*TASK INSTRUCTIONS*. Copy everything from the start of the records down to the line containing "data-point — [629, 488, 639, 498]", replacing "data-point" with "data point" and leaving the rest unchanged.

>> start LISTED RECORDS

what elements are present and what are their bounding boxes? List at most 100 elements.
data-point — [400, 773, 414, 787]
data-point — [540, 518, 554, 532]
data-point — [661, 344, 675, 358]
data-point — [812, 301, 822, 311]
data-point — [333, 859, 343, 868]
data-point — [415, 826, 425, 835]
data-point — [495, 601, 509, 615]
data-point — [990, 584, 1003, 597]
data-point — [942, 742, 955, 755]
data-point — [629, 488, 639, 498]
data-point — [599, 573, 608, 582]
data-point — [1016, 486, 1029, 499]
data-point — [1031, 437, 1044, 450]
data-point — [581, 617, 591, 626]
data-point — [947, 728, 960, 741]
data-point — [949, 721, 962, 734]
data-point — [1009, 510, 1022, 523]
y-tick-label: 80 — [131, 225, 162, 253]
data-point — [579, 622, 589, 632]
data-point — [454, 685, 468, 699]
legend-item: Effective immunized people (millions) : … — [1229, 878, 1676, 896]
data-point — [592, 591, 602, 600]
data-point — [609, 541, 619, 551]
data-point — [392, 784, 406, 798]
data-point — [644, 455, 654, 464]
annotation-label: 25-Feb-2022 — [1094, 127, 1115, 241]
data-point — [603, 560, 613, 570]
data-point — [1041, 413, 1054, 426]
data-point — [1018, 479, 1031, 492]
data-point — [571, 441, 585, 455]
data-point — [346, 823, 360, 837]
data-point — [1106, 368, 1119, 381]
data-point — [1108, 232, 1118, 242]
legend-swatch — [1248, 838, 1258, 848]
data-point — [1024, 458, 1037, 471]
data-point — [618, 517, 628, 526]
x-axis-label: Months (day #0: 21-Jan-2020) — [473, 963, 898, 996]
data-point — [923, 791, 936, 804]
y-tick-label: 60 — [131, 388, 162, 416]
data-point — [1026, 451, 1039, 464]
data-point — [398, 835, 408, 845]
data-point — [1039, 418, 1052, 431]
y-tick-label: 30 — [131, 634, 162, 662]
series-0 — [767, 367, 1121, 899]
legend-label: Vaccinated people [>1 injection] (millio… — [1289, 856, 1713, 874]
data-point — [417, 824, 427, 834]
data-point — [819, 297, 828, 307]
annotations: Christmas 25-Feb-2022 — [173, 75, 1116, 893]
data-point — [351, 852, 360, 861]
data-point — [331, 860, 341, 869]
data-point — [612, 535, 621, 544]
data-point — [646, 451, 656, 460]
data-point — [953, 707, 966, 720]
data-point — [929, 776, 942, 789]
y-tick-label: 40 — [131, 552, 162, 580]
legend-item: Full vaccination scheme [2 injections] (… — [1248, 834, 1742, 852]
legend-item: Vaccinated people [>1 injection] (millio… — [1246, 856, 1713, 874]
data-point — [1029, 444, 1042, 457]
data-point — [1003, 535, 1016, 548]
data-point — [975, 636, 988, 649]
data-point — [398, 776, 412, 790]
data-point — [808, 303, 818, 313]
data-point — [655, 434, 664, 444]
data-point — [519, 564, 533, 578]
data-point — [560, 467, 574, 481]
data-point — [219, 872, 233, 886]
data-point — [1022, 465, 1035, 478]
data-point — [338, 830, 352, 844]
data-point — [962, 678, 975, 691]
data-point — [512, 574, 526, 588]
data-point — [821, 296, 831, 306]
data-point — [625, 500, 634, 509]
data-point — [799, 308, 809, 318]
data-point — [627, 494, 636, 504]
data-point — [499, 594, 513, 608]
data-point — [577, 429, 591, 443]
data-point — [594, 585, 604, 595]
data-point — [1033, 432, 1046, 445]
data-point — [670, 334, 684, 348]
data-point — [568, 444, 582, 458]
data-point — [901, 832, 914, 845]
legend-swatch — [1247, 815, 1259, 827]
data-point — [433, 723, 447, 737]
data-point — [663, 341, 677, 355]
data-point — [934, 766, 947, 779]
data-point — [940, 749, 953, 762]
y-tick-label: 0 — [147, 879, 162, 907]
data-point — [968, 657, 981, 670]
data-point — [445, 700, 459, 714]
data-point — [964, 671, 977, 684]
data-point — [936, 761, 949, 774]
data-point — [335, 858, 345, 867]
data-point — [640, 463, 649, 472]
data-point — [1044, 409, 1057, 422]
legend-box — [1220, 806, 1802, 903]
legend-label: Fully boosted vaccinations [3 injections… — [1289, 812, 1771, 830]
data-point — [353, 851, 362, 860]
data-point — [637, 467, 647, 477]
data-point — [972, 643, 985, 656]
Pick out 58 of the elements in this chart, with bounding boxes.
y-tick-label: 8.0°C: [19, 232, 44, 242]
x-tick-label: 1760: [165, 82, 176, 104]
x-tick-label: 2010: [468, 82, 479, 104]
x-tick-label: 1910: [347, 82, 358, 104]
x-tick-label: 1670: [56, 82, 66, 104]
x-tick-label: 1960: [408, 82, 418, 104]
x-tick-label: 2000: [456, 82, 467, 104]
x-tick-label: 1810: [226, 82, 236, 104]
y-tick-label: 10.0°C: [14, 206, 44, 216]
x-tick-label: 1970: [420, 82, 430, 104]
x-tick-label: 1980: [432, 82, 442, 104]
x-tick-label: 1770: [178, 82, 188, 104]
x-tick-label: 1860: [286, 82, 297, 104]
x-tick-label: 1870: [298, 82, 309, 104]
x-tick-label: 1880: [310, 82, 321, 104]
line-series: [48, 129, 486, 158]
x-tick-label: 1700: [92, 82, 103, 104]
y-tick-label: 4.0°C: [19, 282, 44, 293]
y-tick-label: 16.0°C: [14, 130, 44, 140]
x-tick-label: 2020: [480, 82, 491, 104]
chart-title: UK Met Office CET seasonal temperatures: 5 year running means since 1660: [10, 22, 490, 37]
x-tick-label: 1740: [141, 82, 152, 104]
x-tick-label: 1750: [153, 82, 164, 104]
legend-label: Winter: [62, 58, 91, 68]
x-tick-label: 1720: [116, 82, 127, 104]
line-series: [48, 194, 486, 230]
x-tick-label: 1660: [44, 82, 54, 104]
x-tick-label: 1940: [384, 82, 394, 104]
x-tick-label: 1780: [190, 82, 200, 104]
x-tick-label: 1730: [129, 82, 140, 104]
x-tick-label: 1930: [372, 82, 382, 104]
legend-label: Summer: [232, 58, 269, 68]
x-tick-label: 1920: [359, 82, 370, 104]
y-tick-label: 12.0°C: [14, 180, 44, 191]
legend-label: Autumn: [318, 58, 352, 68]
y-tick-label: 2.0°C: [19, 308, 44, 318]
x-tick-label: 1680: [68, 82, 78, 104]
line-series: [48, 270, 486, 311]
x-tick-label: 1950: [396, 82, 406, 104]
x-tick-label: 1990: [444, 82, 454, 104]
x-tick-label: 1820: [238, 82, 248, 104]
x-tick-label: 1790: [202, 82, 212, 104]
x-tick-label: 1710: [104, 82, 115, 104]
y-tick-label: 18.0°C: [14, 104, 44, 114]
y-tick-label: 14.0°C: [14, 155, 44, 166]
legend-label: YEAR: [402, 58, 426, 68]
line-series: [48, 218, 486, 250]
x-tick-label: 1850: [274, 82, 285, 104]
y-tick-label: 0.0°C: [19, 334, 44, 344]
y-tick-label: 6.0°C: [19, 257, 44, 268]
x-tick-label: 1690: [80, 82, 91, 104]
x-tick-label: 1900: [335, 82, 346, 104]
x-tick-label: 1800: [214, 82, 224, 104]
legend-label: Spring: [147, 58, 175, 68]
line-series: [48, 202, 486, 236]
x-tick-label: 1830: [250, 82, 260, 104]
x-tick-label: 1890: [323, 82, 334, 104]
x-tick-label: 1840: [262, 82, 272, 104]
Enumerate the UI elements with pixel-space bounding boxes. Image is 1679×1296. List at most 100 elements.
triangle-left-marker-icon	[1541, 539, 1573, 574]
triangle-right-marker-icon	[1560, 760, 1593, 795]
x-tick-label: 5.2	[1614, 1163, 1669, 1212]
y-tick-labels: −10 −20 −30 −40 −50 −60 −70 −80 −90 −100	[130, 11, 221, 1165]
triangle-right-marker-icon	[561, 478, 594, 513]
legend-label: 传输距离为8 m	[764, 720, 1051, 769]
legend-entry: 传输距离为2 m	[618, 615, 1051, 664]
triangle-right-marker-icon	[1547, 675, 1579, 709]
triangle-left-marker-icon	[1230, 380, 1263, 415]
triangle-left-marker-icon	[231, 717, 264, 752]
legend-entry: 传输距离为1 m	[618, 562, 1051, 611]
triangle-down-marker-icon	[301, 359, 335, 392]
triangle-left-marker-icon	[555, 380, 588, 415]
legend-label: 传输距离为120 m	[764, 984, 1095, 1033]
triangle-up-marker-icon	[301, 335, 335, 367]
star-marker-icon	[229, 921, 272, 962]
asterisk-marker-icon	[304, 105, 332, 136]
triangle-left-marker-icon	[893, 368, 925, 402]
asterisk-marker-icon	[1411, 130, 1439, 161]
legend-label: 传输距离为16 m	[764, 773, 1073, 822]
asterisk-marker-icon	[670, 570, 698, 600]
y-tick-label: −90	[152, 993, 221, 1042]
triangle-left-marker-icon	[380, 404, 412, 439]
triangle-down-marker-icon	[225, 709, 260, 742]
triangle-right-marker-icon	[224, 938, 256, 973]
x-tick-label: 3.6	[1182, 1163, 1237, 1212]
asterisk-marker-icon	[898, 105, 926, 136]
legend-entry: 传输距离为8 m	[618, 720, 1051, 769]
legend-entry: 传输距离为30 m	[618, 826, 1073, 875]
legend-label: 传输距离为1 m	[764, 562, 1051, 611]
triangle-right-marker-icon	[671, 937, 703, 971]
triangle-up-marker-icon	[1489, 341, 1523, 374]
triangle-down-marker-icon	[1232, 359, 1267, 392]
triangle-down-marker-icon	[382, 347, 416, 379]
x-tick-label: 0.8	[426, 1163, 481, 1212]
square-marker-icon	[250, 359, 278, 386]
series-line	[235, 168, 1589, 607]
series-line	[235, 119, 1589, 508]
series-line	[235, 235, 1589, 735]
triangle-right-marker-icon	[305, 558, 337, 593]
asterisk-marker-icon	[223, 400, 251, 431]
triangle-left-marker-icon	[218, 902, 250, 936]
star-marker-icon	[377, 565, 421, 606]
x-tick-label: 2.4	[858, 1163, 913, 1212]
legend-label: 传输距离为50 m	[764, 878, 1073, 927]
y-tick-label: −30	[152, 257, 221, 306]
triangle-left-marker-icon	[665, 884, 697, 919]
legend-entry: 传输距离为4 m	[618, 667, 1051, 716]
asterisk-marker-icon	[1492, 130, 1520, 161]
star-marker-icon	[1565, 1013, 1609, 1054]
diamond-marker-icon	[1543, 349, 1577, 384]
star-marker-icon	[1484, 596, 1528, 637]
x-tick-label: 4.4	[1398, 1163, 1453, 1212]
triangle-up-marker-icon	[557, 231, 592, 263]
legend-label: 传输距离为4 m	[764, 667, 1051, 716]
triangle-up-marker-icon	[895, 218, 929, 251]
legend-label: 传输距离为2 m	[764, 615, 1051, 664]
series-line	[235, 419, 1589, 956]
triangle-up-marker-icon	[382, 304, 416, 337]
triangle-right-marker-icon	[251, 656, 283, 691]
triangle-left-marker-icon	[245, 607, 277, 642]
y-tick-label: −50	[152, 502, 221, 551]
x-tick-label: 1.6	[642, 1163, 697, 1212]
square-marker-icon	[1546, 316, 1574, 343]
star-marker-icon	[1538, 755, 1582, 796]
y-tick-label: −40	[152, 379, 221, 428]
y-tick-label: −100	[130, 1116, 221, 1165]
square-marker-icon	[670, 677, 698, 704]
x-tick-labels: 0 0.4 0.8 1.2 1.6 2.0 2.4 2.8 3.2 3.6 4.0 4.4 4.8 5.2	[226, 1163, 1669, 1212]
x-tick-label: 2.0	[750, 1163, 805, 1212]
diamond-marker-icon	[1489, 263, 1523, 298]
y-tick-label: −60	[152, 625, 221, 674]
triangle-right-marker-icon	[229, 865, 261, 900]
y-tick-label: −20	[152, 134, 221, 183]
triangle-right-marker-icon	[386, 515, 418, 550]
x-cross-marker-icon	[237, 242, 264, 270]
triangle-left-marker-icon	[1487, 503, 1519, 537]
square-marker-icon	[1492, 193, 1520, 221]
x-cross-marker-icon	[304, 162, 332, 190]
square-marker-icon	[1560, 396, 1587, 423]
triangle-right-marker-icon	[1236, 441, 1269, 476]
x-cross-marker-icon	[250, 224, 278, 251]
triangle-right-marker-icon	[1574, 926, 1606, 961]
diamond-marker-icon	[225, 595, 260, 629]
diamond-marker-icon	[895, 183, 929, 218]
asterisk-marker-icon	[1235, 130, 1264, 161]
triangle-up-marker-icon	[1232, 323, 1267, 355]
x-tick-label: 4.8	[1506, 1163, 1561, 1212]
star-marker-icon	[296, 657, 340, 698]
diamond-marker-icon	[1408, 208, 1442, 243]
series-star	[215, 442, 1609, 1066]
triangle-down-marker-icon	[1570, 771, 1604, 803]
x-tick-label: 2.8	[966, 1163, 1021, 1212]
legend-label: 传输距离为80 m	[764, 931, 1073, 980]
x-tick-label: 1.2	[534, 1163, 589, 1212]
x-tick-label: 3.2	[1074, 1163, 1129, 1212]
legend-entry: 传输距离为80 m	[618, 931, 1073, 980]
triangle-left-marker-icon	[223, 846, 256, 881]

>> end LISTED RECORDS

*FINAL RESULT*.
what elements are present and what are their bounding boxes? List at most 100 elements.
data point — [400, 773, 414, 787]
data point — [540, 518, 554, 532]
data point — [661, 344, 675, 358]
data point — [812, 301, 822, 311]
data point — [333, 859, 343, 868]
data point — [415, 826, 425, 835]
data point — [495, 601, 509, 615]
data point — [990, 584, 1003, 597]
data point — [942, 742, 955, 755]
data point — [629, 488, 639, 498]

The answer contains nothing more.